(Stored entries)
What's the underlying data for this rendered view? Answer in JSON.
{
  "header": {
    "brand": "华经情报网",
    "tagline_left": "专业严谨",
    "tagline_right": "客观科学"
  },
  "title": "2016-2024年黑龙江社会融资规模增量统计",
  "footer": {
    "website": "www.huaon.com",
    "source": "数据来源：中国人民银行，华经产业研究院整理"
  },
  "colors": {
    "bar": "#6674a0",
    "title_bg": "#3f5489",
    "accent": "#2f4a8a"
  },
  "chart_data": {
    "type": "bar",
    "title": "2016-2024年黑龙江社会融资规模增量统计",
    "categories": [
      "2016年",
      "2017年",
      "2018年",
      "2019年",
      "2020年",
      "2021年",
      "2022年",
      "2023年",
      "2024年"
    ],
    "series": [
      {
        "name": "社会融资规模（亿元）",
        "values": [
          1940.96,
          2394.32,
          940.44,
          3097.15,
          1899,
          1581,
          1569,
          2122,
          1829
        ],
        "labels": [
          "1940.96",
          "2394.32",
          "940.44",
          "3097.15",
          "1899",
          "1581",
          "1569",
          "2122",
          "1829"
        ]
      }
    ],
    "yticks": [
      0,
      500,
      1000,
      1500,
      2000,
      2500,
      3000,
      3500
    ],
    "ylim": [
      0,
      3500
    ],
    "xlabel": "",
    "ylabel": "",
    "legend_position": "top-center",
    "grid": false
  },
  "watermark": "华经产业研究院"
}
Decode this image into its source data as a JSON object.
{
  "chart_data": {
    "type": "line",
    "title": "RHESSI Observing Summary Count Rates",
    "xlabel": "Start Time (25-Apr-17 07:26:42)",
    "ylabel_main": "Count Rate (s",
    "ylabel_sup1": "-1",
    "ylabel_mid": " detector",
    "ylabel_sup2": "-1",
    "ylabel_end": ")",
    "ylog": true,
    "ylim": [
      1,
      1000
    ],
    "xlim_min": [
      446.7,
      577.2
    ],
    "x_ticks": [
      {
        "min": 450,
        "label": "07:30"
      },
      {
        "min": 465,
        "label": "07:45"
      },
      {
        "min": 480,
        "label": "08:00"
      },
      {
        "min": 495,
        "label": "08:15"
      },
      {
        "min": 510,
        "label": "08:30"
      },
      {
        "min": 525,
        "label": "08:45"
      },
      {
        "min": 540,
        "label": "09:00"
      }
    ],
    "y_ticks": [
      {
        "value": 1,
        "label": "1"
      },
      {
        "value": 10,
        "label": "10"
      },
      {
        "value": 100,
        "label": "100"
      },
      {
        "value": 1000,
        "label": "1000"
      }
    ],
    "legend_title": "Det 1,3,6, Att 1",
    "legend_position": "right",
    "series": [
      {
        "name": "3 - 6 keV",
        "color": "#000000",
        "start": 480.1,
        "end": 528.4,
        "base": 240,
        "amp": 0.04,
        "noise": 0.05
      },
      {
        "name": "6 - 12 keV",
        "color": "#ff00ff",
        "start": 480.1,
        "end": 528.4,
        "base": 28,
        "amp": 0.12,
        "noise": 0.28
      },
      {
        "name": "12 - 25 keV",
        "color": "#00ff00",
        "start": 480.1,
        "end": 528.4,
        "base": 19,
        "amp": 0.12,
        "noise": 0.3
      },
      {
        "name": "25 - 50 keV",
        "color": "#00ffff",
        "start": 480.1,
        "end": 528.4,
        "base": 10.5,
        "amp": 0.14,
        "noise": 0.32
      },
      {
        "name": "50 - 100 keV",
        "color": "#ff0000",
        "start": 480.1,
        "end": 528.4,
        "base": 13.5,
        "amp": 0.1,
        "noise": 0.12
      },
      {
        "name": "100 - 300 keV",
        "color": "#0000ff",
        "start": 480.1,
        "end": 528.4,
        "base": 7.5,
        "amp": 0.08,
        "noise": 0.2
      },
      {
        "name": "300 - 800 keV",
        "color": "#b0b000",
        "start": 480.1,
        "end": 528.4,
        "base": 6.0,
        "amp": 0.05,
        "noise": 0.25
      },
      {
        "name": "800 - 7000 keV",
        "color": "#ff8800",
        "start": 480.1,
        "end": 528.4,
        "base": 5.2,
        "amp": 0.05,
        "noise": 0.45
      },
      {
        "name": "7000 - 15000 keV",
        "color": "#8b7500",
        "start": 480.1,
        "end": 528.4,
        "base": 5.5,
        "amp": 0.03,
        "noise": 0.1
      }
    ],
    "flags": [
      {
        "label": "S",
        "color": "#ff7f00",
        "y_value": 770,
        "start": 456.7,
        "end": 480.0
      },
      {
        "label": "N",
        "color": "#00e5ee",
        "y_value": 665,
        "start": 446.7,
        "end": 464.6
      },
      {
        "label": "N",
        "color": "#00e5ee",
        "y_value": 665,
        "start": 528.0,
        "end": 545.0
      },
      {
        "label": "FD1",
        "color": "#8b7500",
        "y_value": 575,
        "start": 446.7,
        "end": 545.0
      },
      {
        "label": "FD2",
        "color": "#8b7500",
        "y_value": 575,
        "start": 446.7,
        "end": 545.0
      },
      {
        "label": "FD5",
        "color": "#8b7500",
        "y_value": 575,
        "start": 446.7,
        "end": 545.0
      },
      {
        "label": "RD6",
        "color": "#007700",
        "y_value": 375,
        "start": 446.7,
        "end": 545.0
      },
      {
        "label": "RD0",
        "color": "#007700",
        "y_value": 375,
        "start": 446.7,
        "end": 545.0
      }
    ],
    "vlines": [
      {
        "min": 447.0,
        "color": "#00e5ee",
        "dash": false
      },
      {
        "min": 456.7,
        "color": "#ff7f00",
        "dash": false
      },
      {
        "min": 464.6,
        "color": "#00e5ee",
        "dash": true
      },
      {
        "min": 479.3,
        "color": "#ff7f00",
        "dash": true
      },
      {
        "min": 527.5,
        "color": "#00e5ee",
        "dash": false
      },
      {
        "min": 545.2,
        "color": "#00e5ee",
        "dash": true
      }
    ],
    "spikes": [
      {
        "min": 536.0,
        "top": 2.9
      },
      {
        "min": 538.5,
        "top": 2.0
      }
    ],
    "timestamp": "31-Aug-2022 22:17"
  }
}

Problem requirements:
Pick out the lines containing the string "Count".

Correct result:
    "title": "RHESSI Observing Summary Count Rates",
    "ylabel_main": "Count Rate (s",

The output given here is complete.